=== WRITTEN REQUEST ===
Tally up the lines below that include the word "daños". Answer with the number alone.

=== GIVEN RECORDS ===
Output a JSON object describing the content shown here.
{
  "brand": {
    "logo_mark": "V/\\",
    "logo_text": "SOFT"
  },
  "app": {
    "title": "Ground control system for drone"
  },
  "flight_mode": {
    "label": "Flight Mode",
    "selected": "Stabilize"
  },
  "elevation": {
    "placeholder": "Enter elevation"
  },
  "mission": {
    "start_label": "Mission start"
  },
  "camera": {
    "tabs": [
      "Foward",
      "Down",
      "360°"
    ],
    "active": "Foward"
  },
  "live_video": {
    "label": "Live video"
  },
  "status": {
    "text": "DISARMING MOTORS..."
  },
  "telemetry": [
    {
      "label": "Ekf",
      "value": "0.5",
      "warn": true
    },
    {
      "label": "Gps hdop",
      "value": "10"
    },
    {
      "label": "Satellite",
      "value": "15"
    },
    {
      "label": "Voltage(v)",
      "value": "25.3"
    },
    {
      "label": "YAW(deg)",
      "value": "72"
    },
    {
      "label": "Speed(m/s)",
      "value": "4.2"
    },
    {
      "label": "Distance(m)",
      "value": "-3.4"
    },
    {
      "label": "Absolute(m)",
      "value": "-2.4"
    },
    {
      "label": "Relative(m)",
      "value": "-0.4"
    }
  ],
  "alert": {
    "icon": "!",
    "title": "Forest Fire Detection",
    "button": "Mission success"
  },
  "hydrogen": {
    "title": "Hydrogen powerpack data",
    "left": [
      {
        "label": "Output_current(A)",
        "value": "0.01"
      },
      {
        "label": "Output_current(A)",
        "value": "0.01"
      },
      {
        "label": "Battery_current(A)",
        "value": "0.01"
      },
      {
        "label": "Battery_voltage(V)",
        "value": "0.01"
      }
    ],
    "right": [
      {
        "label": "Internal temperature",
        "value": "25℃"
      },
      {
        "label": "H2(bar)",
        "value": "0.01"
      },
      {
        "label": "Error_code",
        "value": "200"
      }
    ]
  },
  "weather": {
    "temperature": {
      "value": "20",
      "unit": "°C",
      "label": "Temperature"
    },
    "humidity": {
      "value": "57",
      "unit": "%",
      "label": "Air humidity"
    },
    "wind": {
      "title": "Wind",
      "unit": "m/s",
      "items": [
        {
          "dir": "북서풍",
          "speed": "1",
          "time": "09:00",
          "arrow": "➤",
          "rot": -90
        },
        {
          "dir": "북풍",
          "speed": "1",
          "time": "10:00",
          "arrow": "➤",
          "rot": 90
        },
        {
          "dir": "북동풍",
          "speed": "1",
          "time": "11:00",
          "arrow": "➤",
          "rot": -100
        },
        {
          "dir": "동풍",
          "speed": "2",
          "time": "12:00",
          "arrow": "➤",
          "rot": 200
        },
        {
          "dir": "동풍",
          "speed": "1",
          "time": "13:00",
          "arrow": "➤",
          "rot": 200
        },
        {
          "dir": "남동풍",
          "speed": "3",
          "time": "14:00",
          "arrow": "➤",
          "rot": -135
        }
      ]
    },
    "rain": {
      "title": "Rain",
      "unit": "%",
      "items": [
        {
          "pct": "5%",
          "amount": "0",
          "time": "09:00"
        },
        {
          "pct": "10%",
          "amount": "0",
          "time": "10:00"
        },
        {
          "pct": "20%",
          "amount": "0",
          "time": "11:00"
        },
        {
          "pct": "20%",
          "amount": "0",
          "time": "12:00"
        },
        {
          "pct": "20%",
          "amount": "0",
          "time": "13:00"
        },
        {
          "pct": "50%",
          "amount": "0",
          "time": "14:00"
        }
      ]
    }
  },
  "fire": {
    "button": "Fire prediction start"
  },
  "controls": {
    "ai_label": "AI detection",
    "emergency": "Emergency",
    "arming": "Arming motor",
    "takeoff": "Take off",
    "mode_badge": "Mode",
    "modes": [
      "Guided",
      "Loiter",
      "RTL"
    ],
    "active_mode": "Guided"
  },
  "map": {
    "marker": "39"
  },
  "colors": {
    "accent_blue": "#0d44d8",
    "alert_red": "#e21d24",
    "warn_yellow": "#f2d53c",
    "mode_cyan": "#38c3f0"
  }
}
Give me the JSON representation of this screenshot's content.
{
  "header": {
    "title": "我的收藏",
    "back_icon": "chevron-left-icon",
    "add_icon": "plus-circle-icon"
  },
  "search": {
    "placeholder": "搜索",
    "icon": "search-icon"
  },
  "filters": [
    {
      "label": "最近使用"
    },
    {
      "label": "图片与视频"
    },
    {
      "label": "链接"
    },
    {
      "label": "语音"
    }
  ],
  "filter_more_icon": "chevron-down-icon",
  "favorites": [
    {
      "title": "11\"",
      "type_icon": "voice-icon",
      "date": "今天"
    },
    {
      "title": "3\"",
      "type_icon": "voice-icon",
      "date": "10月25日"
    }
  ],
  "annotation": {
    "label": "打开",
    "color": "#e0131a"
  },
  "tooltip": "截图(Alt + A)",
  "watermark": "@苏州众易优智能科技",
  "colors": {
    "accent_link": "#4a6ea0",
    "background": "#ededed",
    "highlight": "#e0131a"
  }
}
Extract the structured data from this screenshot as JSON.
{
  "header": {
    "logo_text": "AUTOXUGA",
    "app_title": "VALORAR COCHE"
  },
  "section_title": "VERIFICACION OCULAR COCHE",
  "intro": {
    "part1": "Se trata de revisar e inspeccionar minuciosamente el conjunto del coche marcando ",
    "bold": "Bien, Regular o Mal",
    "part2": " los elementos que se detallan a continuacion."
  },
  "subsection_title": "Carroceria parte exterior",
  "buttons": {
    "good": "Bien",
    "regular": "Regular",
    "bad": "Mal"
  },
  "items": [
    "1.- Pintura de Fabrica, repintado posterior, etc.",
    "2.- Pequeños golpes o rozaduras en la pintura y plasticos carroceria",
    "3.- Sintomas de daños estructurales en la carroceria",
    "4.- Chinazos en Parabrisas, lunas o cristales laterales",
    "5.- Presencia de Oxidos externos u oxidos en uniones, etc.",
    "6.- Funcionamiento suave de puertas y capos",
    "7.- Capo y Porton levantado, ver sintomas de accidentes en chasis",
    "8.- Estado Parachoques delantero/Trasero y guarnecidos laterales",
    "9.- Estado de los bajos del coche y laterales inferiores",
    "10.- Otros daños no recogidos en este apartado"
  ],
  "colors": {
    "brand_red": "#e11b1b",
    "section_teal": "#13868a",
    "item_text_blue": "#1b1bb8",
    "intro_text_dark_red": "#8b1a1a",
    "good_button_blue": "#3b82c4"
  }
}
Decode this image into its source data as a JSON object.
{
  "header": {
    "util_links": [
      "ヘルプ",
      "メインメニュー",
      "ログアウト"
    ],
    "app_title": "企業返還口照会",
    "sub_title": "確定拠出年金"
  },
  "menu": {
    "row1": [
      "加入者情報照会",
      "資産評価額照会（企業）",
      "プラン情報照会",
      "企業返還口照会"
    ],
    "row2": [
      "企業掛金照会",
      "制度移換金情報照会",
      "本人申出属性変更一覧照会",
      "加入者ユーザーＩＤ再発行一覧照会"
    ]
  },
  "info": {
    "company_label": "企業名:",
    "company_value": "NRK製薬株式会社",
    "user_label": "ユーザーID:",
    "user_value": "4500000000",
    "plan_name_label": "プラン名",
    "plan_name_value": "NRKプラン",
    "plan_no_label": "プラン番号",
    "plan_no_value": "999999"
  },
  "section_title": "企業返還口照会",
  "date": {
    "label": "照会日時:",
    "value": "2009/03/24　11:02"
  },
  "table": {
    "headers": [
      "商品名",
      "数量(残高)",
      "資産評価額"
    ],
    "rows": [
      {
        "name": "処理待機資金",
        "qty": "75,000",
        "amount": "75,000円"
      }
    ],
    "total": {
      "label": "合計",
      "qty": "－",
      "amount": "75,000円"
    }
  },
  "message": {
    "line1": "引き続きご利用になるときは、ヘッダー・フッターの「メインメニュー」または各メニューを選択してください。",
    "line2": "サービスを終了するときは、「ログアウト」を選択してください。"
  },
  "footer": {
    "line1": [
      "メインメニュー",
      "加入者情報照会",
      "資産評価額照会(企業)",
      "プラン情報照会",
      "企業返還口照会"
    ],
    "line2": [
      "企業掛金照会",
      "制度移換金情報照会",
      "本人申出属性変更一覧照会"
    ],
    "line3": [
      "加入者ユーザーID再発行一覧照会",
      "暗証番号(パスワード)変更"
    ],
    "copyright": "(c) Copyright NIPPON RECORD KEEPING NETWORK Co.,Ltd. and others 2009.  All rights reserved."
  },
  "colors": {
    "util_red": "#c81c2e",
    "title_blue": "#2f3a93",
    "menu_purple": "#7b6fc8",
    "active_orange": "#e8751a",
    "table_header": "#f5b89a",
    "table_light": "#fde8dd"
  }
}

=== FINAL RESULT ===
2